** Start Text block **
Mr. Casner brings to the Board intimate knowledge of the Company’s business operations, acquired through his service as Chief Executive Officer and President of the Company. With over 40 years of experience, Mr. Casner has significant expertise in the defense industry and demonstrated business leadership skills and business acumen. In addition, his service on other boards of directors provides valuable experience.

Bruce L. Lev , 67. Mr. Lev joined the Board of Directors on May 8, 2009. Since 2003, Mr. Lev has served as Managing Director of Loeb Partners Corp., an investment firm based in New York City. Mr. Lev is also Of Counsel at the law firm Lev & Berlin, P.C. From 2000 to 2003, he served as Vice Chairman and Director of USCO Logistics, a service provider of supply chain management. From 1995 through 2000, Mr. Lev served as Executive Vice President of Corporate and Legal Affairs of Micro Warehouse Inc., a $2.5 billion direct marketer of brand name personal computers and accessories to commercial and consumer markets. Mr. Lev also served on Micro Warehouse’s four-person Executive Committee with global responsibility for legal and regulatory affairs, human resources, corporate communications, risk management and facilities. From 1995 through 2002, Mr. Lev was also a member of the board of directors of the Roper Organization and served on the board of the Direct Marketing Association. Prior to 1995, Mr. Lev engaged in the private practice of law. During this time, he was instrumental in the acquisition of USCO from Uniroyal and the initial formation of Micro Warehouse. He is a 1965 graduate of Wesleyan University and a 1968 graduate of the University of Virginia School of Law. Mr. Lev is a member of the Connecticut, Virginia and Supreme Court bars. He serves on the board of directors of AirDat, LLC, Flagler Construction Co., LLC, Open Labs, LLC and Veritainer, Inc. Mr. Lev was previously a director at Electro Energy, Inc.
** End Text block **
** Start Data section **
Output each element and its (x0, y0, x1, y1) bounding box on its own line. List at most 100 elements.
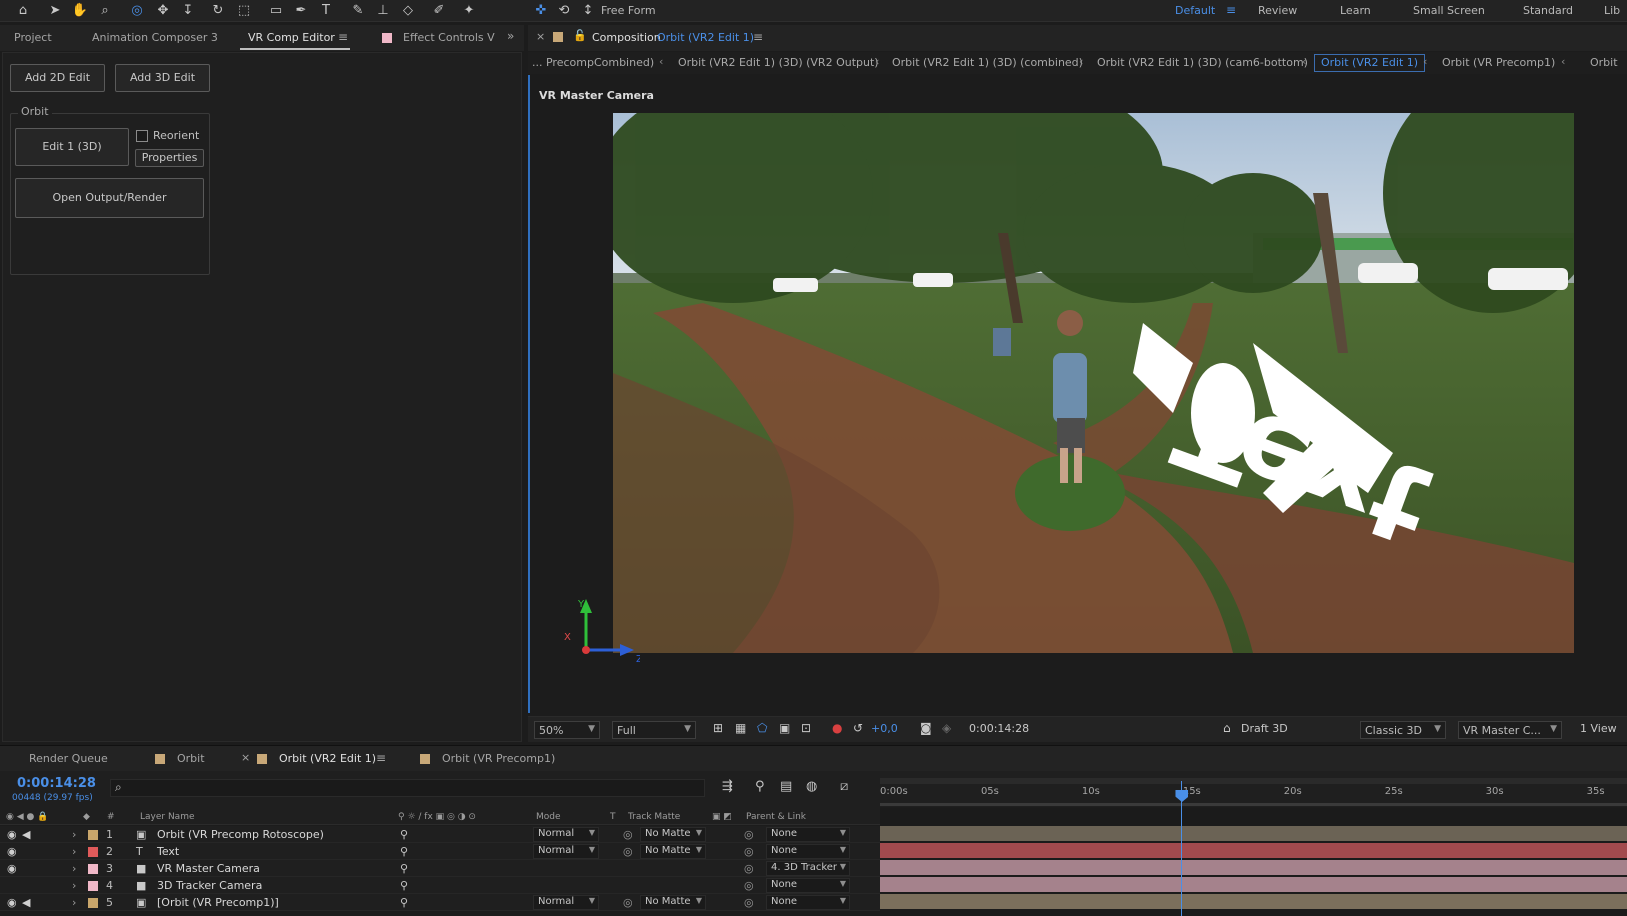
visibility-eye-icon[interactable]: ◉ (7, 896, 17, 909)
label-color-swatch[interactable] (88, 847, 98, 857)
layer-duration-bar[interactable] (880, 860, 1627, 875)
tab-effect-controls[interactable]: Effect Controls V (403, 31, 495, 44)
comp-flowchart-icon[interactable]: ⇶ (722, 779, 733, 794)
open-output-render-button[interactable]: Open Output/Render (15, 178, 204, 218)
timeline-timecode[interactable]: 0:00:14:28 (17, 776, 96, 791)
dolly-camera-tool-icon[interactable]: ↧ (177, 1, 199, 21)
layer-name[interactable]: 3D Tracker Camera (157, 879, 262, 892)
magnification-select[interactable]: 50% ▼ (534, 721, 600, 739)
grid-guides-icon[interactable]: ⊡ (801, 721, 811, 735)
layer-tracks[interactable] (880, 808, 1627, 916)
blend-mode-select[interactable]: Normal ▼ (533, 844, 599, 859)
eye-column-icon[interactable]: ◉ ◀ ● 🔒 (6, 812, 48, 822)
region-of-interest-icon[interactable]: ▣ (779, 721, 790, 735)
layer-row[interactable]: ◉ ◀ › 1 ▣ Orbit (VR Precomp Rotoscope) ⚲ Normal… (0, 826, 880, 843)
layer-row[interactable]: ◉ › 3 ■ VR Master Camera ⚲ ◎ 4. 3D Tracker ▼ (0, 860, 880, 877)
eraser-tool-icon[interactable]: ◇ (397, 1, 419, 21)
dolly-mode-icon[interactable]: ↕ (577, 1, 599, 21)
matte-link-icon[interactable]: ◎ (623, 896, 633, 909)
timeline-menu-icon[interactable]: ≡ (376, 751, 386, 765)
draft-3d-icon[interactable]: ⌂ (1223, 721, 1231, 735)
visibility-eye-icon[interactable]: ◉ (7, 845, 17, 858)
layer-duration-bar[interactable] (880, 894, 1627, 909)
draft-3d-toggle[interactable]: Draft 3D (1241, 722, 1288, 735)
shy-switch-icon[interactable]: ⚲ (400, 879, 408, 892)
breadcrumb-orbit[interactable]: Orbit (1590, 56, 1618, 69)
puppet-pin-tool-icon[interactable]: ✦ (458, 1, 480, 21)
track-matte-select[interactable]: No Matte ▼ (640, 844, 706, 859)
universal-axis-icon[interactable]: ✜ (530, 1, 552, 21)
expand-chevron-icon[interactable]: › (72, 845, 76, 858)
parent-select[interactable]: 4. 3D Tracker ▼ (766, 861, 850, 876)
breadcrumb-vr-precomp1[interactable]: Orbit (VR Precomp1) (1442, 56, 1555, 69)
layer-name[interactable]: Orbit (VR Precomp Rotoscope) (157, 828, 324, 841)
scene-preview-image[interactable]: Text (613, 113, 1574, 653)
breadcrumb-precomp-combined[interactable]: ... PrecompCombined) (532, 56, 654, 69)
tab-orbit[interactable]: Orbit (177, 752, 205, 765)
workspace-review[interactable]: Review (1258, 4, 1297, 17)
tab-vr-comp-editor[interactable]: VR Comp Editor (248, 31, 335, 44)
parent-select[interactable]: None ▼ (766, 878, 850, 893)
audio-icon[interactable]: ◀ (22, 896, 30, 909)
current-time-readout[interactable]: 0:00:14:28 (969, 722, 1029, 735)
tab-orbit-vr2-edit1[interactable]: Orbit (VR2 Edit 1) (279, 752, 376, 765)
roto-brush-tool-icon[interactable]: ✐ (428, 1, 450, 21)
parent-select[interactable]: None ▼ (766, 895, 850, 910)
camera-view-select[interactable]: VR Master C... ▼ (1458, 721, 1562, 739)
pan-camera-tool-icon[interactable]: ✥ (152, 1, 174, 21)
view-layout-select[interactable]: 1 View (1580, 722, 1617, 735)
motion-blur-icon[interactable]: ◍ (806, 779, 817, 794)
reset-exposure-icon[interactable]: ↺ (853, 721, 863, 735)
workspace-standard[interactable]: Standard (1523, 4, 1573, 17)
label-color-swatch[interactable] (88, 830, 98, 840)
blend-mode-select[interactable]: Normal ▼ (533, 895, 599, 910)
transparency-grid-icon[interactable]: ▦ (735, 721, 746, 735)
tab-render-queue[interactable]: Render Queue (29, 752, 108, 765)
pen-tool-icon[interactable]: ✒ (290, 1, 312, 21)
parent-select[interactable]: None ▼ (766, 827, 850, 842)
layer-duration-bar[interactable] (880, 826, 1627, 841)
workspace-menu-icon[interactable]: ≡ (1226, 3, 1236, 17)
layer-name[interactable]: VR Master Camera (157, 862, 260, 875)
workspace-learn[interactable]: Learn (1340, 4, 1371, 17)
track-matte-select[interactable]: No Matte ▼ (640, 827, 706, 842)
label-color-swatch[interactable] (88, 881, 98, 891)
hand-tool-icon[interactable]: ✋ (69, 1, 91, 21)
workspace-libraries[interactable]: Lib (1604, 4, 1620, 17)
time-ruler[interactable]: 0:00s 05s 10s 15s 20s 25s 30s 35s (880, 771, 1627, 807)
overflow-tabs-icon[interactable]: » (507, 29, 514, 43)
pick-whip-icon[interactable]: ◎ (744, 862, 754, 875)
pick-whip-icon[interactable]: ◎ (744, 896, 754, 909)
close-tab-icon[interactable]: × (536, 30, 545, 43)
workspace-small-screen[interactable]: Small Screen (1413, 4, 1485, 17)
fast-previews-icon[interactable]: ⊞ (713, 721, 723, 735)
work-area-bar[interactable] (880, 778, 1627, 784)
comp-tab-name[interactable]: Orbit (VR2 Edit 1) (657, 31, 754, 44)
add-2d-edit-button[interactable]: Add 2D Edit (10, 64, 105, 92)
graph-editor-icon[interactable]: ⧄ (840, 779, 848, 794)
home-icon[interactable]: ⌂ (12, 1, 34, 21)
layer-search-input[interactable] (110, 779, 705, 797)
breadcrumb-cam6-bottom[interactable]: Orbit (VR2 Edit 1) (3D) (cam6-bottom) (1097, 56, 1308, 69)
orbit-mode-icon[interactable]: ⟲ (553, 1, 575, 21)
blend-mode-select[interactable]: Normal ▼ (533, 827, 599, 842)
comp-tab-prefix[interactable]: Composition (592, 31, 661, 44)
brush-tool-icon[interactable]: ✎ (347, 1, 369, 21)
show-snapshot-icon[interactable]: ◈ (942, 721, 951, 735)
renderer-select[interactable]: Classic 3D ▼ (1360, 721, 1446, 739)
expand-chevron-icon[interactable]: › (72, 896, 76, 909)
zoom-tool-icon[interactable]: ⌕ (94, 1, 116, 21)
visibility-eye-icon[interactable]: ◉ (7, 828, 17, 841)
layer-row[interactable]: ◉ › 2 T Text ⚲ Normal ▼ ◎ No Matte ▼ ◎ None ▼ (0, 843, 880, 860)
layer-name-column-header[interactable]: Layer Name (140, 812, 195, 822)
label-color-swatch[interactable] (88, 864, 98, 874)
comp-panel-menu-icon[interactable]: ≡ (753, 30, 763, 44)
breadcrumb-vr2-output[interactable]: Orbit (VR2 Edit 1) (3D) (VR2 Output) (678, 56, 879, 69)
matte-link-icon[interactable]: ◎ (623, 845, 633, 858)
rotate-tool-icon[interactable]: ↻ (207, 1, 229, 21)
matte-link-icon[interactable]: ◎ (623, 828, 633, 841)
selection-tool-icon[interactable]: ➤ (44, 1, 66, 21)
rectangle-tool-icon[interactable]: ▭ (265, 1, 287, 21)
pick-whip-icon[interactable]: ◎ (744, 879, 754, 892)
type-tool-icon[interactable]: T (315, 1, 337, 21)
** End Data section **
What to work on ::
A. According to the director biographies, on what date did Mr. Lev join the Board of Directors?
B. Extend the director biographies, starting after their last sentence.

Results by task ::
A. May 8, 2009.

B.
Mr. Lev’s qualifications include substantial business operations, investment banking and management and legal experience, which makes him a valuable contributor on strategic and other decisions facing the Board. He has demonstrated business leadership skills as a former executive of a $2.5 billion marketer of computer goods. In addition, Mr. Lev has significant corporate governance experience, having served on numerous boards of directors.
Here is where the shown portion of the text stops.